* [What is required]: Draw out every line with the word "España" from the listing below.

• • • • •

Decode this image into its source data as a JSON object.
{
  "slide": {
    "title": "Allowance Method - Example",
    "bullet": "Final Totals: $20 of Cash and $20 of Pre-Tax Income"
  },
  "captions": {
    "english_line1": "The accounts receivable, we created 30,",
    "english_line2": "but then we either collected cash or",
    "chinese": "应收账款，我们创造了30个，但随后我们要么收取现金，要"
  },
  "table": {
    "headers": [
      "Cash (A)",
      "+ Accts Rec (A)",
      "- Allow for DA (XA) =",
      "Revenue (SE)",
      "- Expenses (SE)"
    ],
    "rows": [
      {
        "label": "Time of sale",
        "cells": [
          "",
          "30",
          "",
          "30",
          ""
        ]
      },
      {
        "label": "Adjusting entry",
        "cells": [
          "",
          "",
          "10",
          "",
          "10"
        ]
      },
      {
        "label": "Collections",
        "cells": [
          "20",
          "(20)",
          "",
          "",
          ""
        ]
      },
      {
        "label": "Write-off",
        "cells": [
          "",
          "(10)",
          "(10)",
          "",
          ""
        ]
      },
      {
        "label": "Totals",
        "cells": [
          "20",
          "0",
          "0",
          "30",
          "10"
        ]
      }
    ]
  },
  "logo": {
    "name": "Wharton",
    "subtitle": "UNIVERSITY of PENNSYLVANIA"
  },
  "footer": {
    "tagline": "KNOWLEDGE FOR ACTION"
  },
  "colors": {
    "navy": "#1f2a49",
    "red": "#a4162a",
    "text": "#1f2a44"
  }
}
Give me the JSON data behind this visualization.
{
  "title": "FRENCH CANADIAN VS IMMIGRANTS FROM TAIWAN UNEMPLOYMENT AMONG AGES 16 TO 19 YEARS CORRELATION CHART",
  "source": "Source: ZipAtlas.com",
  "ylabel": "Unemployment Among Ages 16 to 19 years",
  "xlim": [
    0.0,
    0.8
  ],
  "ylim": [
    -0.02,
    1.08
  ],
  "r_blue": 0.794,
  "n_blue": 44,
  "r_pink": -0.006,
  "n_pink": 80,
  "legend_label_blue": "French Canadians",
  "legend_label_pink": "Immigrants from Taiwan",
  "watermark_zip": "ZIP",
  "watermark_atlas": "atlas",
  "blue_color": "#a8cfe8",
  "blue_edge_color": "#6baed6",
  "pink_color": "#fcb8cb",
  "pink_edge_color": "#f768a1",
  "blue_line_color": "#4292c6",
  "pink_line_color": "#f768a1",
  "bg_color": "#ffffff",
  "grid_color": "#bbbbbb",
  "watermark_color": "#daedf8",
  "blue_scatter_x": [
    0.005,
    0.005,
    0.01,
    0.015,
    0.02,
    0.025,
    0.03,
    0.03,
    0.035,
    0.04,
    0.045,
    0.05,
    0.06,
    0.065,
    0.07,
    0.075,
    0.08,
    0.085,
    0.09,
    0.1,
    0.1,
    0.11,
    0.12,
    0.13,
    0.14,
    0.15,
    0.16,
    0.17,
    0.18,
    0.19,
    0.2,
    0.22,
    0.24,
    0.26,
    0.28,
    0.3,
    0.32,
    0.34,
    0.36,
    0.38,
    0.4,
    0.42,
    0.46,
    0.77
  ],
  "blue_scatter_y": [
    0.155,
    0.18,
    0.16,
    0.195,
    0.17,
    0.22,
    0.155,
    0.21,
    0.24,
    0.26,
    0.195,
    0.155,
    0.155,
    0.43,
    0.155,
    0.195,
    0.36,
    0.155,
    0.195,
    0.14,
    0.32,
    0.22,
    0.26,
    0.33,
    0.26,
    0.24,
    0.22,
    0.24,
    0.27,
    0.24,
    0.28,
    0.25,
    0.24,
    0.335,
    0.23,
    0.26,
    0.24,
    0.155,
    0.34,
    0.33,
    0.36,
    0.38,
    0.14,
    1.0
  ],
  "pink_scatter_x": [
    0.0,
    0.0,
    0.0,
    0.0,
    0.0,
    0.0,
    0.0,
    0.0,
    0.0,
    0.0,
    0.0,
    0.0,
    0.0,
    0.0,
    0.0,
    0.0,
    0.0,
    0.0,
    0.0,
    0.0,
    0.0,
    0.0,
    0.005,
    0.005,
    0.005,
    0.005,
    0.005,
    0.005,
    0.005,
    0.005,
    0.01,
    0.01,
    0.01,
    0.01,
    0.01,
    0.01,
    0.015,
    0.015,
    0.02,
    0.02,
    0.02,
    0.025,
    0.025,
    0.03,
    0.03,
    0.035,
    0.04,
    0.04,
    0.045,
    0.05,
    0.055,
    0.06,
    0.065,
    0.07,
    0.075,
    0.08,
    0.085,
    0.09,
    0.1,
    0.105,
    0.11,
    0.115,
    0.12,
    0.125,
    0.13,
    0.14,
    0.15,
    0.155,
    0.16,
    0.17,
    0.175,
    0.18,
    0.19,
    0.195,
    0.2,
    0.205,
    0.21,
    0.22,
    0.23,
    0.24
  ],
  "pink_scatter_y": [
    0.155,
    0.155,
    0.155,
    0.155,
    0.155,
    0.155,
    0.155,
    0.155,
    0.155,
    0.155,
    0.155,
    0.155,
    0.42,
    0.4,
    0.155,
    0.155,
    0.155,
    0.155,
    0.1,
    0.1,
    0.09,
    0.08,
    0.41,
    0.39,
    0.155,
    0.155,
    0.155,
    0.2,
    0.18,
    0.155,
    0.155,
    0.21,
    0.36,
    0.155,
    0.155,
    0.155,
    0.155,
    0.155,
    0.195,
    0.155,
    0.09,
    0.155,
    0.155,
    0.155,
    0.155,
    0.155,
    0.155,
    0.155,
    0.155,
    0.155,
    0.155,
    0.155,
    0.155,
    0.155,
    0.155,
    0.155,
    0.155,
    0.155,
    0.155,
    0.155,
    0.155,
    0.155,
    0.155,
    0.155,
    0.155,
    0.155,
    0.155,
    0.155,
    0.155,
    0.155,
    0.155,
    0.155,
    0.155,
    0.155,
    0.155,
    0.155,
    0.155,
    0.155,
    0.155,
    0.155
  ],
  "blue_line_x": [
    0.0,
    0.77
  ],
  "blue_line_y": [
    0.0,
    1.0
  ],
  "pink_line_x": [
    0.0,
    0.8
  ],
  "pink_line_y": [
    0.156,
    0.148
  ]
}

• • • • •

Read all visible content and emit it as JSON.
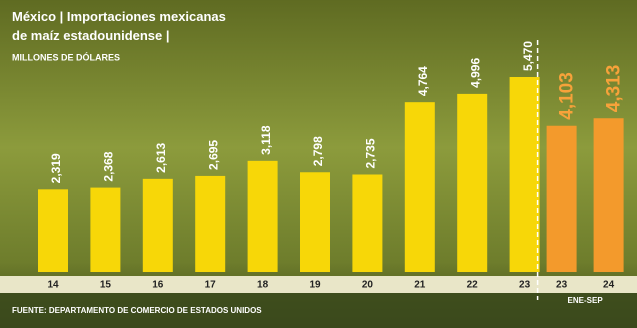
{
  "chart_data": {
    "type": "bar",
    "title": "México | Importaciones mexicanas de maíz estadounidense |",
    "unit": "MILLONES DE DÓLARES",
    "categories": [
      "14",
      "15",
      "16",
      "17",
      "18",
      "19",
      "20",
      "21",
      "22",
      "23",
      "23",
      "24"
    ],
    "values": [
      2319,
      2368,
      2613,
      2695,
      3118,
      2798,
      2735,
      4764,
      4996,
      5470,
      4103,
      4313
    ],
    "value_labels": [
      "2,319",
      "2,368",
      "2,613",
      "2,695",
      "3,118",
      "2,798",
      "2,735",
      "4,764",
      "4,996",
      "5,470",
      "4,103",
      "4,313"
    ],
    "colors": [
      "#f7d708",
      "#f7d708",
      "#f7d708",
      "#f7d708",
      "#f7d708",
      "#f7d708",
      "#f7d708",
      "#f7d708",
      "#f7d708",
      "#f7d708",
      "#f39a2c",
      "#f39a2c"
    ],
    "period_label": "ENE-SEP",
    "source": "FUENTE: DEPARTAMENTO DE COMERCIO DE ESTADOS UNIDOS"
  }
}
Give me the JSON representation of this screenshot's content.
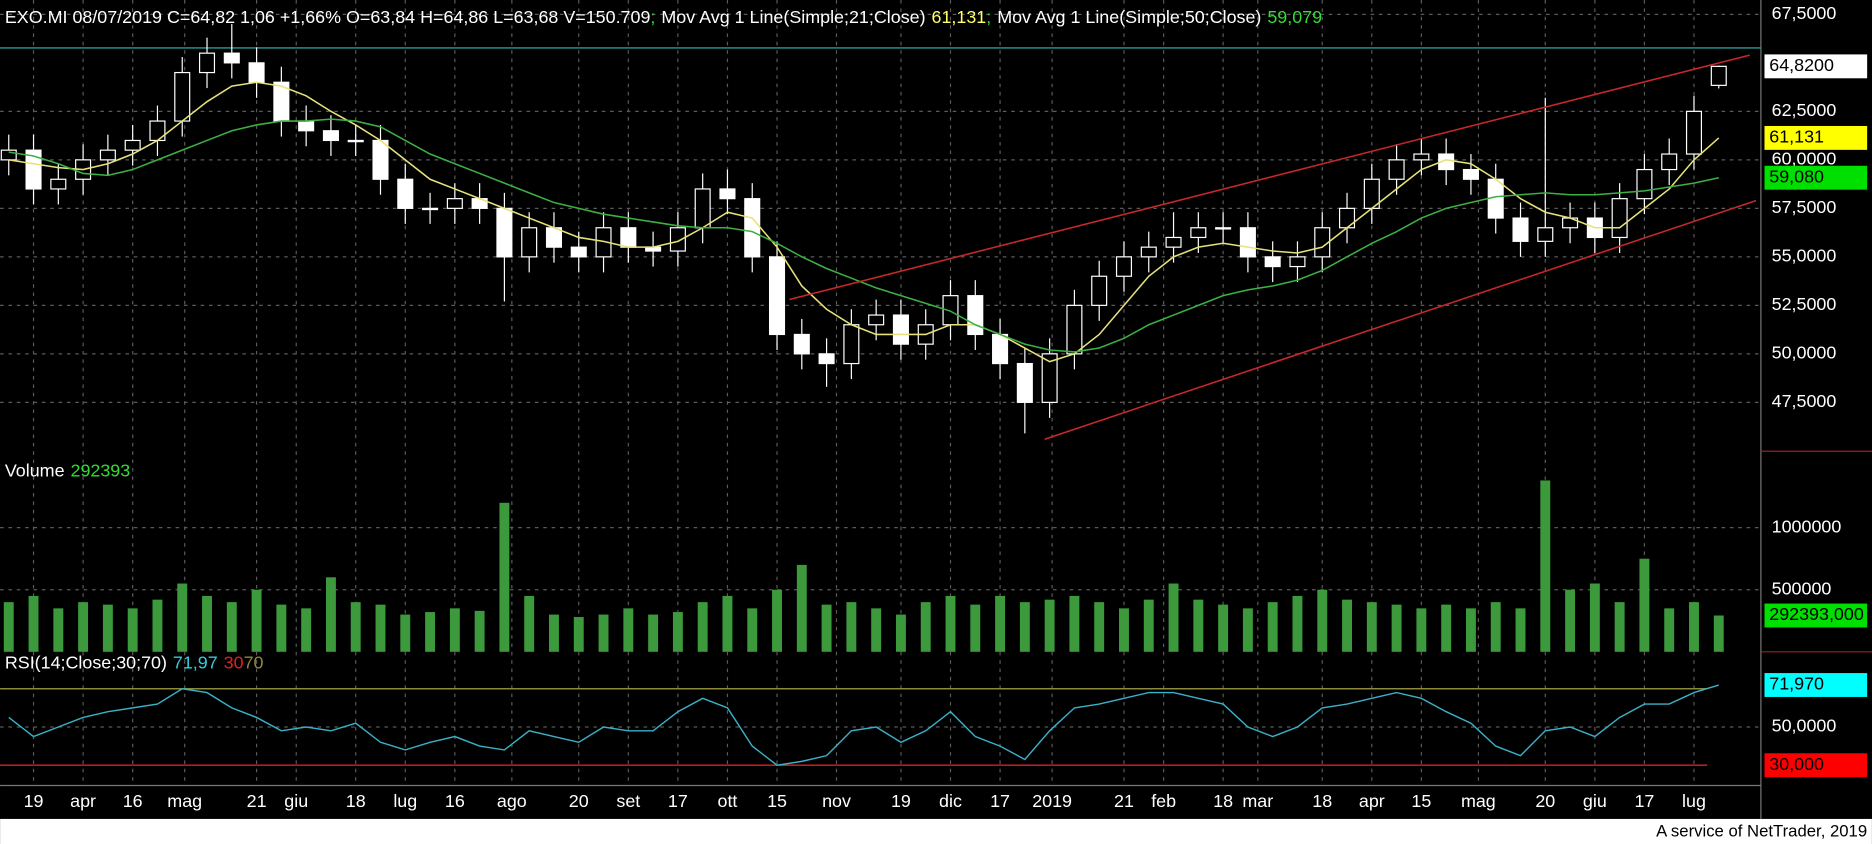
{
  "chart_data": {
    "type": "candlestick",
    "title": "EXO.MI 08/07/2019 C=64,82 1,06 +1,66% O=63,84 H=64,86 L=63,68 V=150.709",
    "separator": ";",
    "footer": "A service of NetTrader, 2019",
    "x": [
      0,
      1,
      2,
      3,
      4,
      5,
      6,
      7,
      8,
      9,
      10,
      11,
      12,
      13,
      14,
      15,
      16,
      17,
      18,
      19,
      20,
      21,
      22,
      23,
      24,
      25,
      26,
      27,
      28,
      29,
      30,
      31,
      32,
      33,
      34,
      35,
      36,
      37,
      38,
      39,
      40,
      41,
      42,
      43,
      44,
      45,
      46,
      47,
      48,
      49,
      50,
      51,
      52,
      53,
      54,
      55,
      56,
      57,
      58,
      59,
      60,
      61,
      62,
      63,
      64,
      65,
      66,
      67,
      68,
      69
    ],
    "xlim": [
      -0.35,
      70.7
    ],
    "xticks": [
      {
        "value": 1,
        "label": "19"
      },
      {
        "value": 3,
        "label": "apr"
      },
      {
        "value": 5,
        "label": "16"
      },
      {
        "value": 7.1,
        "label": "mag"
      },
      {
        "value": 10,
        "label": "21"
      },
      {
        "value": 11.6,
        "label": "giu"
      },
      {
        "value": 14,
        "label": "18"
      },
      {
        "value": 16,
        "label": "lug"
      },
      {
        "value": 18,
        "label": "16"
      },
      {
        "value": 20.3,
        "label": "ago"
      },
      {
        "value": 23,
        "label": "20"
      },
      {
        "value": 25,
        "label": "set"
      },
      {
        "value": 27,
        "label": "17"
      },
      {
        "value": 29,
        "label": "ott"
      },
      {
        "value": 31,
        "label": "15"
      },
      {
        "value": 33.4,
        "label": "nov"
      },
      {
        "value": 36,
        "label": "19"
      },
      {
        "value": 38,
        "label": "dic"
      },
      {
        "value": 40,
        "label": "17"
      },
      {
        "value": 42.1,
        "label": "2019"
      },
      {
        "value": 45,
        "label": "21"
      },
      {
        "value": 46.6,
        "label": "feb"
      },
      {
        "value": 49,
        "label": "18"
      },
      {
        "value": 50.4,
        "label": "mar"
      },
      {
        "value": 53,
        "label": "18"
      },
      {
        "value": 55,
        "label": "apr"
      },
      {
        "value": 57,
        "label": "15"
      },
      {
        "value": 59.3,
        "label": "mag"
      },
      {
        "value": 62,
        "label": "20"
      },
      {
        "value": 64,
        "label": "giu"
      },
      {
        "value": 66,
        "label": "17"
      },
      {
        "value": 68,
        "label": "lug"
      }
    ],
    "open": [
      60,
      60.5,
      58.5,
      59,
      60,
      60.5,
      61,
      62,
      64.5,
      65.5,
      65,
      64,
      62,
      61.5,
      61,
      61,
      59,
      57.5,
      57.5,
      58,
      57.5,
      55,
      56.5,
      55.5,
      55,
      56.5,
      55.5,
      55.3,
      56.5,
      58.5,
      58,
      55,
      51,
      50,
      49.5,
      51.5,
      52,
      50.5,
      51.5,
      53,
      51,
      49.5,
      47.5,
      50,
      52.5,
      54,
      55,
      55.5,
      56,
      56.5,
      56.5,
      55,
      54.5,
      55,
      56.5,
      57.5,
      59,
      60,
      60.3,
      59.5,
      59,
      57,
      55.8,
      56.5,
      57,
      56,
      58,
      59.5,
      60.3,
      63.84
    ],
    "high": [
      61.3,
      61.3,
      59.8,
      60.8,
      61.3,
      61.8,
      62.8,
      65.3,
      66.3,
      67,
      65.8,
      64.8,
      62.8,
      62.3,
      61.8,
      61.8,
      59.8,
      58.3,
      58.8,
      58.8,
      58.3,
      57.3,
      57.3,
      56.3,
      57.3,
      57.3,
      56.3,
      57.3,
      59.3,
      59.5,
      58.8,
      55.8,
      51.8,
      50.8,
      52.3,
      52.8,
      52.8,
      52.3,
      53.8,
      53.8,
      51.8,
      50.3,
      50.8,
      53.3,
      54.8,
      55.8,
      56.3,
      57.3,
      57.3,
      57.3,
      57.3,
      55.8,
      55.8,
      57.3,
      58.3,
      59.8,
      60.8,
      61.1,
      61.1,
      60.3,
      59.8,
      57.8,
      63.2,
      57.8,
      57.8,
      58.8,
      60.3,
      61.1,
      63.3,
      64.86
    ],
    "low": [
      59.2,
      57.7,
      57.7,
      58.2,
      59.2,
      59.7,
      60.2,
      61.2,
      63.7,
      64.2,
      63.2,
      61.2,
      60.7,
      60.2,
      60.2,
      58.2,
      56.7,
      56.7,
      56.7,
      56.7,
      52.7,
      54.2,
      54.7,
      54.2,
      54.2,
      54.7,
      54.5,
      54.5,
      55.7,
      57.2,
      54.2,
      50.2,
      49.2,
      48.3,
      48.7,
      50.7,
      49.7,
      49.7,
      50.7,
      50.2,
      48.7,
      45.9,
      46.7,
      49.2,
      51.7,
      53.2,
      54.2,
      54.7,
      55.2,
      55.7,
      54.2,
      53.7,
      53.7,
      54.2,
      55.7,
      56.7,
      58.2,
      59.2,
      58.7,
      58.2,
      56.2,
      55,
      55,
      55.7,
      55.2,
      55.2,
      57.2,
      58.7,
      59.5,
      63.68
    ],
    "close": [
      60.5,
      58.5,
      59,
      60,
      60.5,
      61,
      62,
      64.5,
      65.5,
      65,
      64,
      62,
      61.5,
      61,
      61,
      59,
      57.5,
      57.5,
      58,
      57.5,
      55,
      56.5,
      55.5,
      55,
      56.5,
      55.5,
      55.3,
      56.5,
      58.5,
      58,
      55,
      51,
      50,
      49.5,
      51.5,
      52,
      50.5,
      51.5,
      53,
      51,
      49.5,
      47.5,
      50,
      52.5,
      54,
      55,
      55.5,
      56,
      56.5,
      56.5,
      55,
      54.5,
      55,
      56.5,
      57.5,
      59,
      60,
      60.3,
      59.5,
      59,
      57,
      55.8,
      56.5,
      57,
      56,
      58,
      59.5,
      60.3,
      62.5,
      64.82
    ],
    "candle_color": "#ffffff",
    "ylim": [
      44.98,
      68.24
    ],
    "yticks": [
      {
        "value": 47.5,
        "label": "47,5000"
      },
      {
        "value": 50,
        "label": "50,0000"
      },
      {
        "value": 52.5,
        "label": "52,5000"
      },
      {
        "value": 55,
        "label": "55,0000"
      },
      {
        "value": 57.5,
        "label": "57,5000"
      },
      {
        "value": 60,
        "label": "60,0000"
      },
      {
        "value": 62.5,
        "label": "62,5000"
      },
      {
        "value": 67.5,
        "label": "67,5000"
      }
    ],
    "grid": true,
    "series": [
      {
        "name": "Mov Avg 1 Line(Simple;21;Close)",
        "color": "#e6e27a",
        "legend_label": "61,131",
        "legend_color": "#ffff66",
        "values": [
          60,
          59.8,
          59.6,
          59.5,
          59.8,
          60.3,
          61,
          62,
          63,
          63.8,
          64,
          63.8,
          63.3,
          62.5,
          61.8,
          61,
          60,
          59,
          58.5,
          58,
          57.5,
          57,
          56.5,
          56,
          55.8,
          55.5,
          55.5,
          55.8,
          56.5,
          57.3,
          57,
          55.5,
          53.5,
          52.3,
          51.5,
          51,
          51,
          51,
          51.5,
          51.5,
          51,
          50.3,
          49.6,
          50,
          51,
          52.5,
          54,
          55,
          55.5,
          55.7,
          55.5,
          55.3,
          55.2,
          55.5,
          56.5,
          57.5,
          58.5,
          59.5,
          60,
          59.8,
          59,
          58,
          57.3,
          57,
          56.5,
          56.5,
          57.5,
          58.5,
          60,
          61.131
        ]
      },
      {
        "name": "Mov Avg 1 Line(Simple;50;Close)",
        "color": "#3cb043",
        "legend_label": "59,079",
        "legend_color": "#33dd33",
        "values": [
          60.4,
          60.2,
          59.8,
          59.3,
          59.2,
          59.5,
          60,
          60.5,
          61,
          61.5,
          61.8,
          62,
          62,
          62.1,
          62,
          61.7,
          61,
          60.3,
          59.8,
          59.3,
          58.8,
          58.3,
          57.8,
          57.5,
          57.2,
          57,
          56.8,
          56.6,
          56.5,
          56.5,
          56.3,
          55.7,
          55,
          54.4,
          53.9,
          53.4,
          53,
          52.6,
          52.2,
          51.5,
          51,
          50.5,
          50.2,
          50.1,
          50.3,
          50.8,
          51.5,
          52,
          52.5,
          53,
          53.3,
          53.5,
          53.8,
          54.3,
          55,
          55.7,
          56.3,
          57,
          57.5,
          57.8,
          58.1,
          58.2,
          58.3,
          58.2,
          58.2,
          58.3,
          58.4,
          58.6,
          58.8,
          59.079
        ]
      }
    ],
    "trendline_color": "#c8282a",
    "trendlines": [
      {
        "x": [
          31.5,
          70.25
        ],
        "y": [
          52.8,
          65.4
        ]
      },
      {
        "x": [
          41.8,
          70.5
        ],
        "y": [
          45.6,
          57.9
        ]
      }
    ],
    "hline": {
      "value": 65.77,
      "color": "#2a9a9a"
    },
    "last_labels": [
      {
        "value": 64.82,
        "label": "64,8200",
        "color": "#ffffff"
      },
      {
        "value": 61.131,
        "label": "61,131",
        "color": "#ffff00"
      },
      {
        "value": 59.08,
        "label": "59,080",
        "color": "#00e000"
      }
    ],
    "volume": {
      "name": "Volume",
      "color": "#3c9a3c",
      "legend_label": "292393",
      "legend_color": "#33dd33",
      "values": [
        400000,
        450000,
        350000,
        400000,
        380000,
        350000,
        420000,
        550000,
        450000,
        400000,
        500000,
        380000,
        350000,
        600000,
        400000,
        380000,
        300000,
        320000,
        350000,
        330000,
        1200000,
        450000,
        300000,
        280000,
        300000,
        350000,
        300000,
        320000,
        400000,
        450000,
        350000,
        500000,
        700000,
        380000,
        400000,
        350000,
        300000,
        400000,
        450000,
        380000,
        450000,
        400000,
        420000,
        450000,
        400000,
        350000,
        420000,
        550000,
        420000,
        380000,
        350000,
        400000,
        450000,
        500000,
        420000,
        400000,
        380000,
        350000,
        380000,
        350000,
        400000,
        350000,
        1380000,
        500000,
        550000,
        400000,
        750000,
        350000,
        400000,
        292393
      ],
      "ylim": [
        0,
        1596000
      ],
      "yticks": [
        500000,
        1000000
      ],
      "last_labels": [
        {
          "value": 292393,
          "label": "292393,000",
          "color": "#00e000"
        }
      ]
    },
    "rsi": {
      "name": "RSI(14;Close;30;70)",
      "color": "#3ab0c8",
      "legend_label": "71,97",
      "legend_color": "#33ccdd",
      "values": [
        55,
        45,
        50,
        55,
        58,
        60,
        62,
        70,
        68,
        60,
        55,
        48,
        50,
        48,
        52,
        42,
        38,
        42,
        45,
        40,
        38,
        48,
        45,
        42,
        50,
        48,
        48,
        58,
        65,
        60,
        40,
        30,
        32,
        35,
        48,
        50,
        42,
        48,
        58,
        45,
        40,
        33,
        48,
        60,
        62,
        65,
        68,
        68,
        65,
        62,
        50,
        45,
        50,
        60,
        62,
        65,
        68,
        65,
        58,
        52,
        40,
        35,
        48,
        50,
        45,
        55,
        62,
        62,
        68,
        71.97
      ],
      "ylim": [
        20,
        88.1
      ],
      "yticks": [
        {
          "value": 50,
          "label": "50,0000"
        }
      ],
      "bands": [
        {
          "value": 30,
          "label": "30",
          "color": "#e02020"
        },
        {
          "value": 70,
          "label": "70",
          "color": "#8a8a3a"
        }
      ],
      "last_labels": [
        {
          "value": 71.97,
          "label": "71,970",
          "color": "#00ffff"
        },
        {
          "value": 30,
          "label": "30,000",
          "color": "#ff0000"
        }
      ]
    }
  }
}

• • • • •

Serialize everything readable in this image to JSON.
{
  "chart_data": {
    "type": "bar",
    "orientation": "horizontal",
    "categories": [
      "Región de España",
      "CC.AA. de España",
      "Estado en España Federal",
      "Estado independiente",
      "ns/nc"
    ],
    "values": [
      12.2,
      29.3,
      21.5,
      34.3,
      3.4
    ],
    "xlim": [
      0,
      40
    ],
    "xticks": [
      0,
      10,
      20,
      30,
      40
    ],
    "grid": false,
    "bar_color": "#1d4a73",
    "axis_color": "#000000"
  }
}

• • • • •

* [Correct response]:
      "Región de España",
      "CC.AA. de España",
      "Estado en España Federal",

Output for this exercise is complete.